- [Selected extract]

---+---

Toutai Kefu (born 8 April 1974) is a Tonga-born rugby coach, who earned 60 caps playing at number eight for the Australian national team (the Wallabies). Kefu is currently the head coach of the Tongan national team having previously coached them as a caretaker in 2012. He is also the Assistant Coach of the First 15 at Iona College. He is additionally the head coach of the Australian side Queensland Country in the National Rugby Championship, while there is a break between international windows.

Playing career
Big, quick and powerfully built, he was a stand out school boy performer, being selected for the Queensland Reds for the inaugural season of the Super 12 in 1996, aged 21. He made his international test debut for Australia at the age of 23, coming off the bench against South Africa on 23 August during the 1997 Tri Nations Series. He made his first start on his second cap almost a year later. He took over the position of number 8 from fellow Tongan Willie Ofahengaue in 1998 in Australia's record 76–0 win over England. After helping Australia qualify for the 1999 Rugby World Cup in September 1998, he played a vital role in winning the Webb Ellis Cup for Australia's second time. He played in 4 of their matches, scoring against Romania in the opening game, 
and playing the full 80 minutes in the final.

He helped Australia to their first ever Tri-nations title in 2000, which saw the Wallabies win their third consecutive Bledisloe Cup title, the first ever time they had done this. In 2001, he helped Australia to their first series win over the British and Irish Lions in over 70 years, playing in all three tests. Later that year he scored the try which beat the All Blacks to retain the Bledisloe Cup, giving his Skipper, John Eales, a perfect send off, as this was his last game for the Wallabies.

After failing to make the 2003 Rugby World Cup squad, Kefu signed with Kubota Spears in the Top League in Japan, leaving the Queensland Reds after earning 103 caps for his state. In the six season Kefu was with the Japanese club, Kubota Spears failed to move from the midsection of the table, only getting as high as fifth in the 2009–10 Top League season. Following the 2009–10 season, Kefu retired from playing rugby.

In 2006, Kefu represented the Barbarians, playing against England at Twickenham Stadium, with England winning 46–19.

---+---

- [Material for this task]
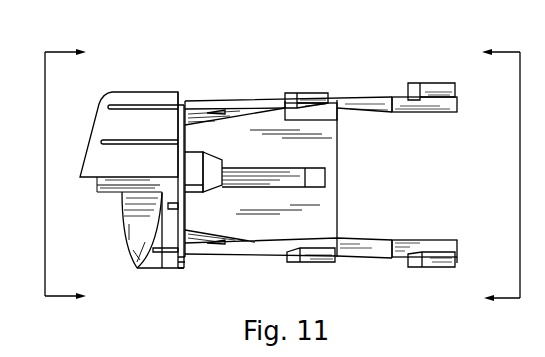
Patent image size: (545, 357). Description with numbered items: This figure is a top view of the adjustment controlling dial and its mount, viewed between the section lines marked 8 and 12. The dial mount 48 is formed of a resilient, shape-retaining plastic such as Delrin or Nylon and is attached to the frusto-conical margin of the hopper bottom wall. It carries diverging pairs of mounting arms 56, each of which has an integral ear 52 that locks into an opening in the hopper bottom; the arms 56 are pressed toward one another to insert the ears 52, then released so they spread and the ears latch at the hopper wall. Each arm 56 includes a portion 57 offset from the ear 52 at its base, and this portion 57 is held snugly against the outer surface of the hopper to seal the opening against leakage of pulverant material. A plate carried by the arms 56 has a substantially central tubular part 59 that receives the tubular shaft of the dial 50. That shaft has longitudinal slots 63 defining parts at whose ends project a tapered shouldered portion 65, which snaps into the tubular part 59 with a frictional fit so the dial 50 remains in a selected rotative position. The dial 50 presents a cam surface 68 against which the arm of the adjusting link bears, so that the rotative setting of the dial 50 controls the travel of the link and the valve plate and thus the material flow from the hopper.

The section line 8- 8 is at (74, 175).
The tubular frame part 12 is at (487, 176).
The dial mount 48 is at (249, 84).
The dial 50 is at (128, 96).
The ears 52 is at (430, 90).
The mounting arms 56 is at (367, 102).
The arm portion 57 is at (438, 107).
The tubular part 59 is at (190, 158).
The longitudinal slots 63 is at (229, 176).
The tapered shouldered portion 65 is at (217, 160).
The cam surface 68 is at (139, 259).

---+---

- [Jobs]
(a) Give the Kefu article again, everything from "He helped Australia to their first ever" down to "for the Wallabies.", but swap "Bledisloe Cup" for "Bledisloe trophy".
(b) Put everything in the records from their start down to the line containing "The tubular part 59 is at (190, 158)." into a Markdown table with the columns Row and Line. Number each row, skip blank lines, and leave out the pictures.
The article about Toutai Kefu and the records are unrelated material.

- [Task answers]
(a)
He helped Australia to their first ever Tri-nations title in 2000, which saw the Wallabies win their third consecutive Bledisloe trophy title, the first ever time they had done this. In 2001, he helped Australia to their first series win over the British and Irish Lions in over 70 years, playing in all three tests. Later that year he scored the try which beat the All Blacks to retain the Bledisloe trophy, giving his Skipper, John Eales, a perfect send off, as this was his last game for the Wallabies.

(b)
| Row | Line |
|---|---|
| 1 | Patent image size: (545, 357). Description with numbered items: This figure is a top view of the adjustment controlling dial and its mount, viewed between the section lines marked 8 and 12. The dial mount 48 is formed of a resilient, shape-retaining plastic such as Delrin or Nylon and is attached to the frusto-conical margin of the hopper bottom wall. It carries diverging pairs of mounting arms 56, each of which has an integral ear 52 that locks into an opening in the hopper bottom; the arms 56 are pressed toward one another to insert the ears 52, then released so they spread and the ears latch at the hopper wall. Each arm 56 includes a portion 57 offset from the ear 52 at its base, and this portion 57 is held snugly against the outer surface of the hopper to seal the opening against leakage of pulverant material. A plate carried by the arms 56 has a substantially central tubular part 59 that receives the tubular shaft of the dial 50. That shaft has longitudinal slots 63 defining parts at whose ends project a tapered shouldered portion 65, which snaps into the tubular part 59 with a frictional fit so the dial 50 remains in a selected rotative position. The dial 50 presents a cam surface 68 against which the arm of the adjusting link bears, so that the rotative setting of the dial 50 controls the travel of the link and the valve plate and thus the material flow from the hopper. |
| 2 | The section line 8- 8 is at (74, 175). |
| 3 | The tubular frame part 12 is at (487, 176). |
| 4 | The dial mount 48 is at (249, 84). |
| 5 | The dial 50 is at (128, 96). |
| 6 | The ears 52 is at (430, 90). |
| 7 | The mounting arms 56 is at (367, 102). |
| 8 | The arm portion 57 is at (438, 107). |
| 9 | The tubular part 59 is at (190, 158). |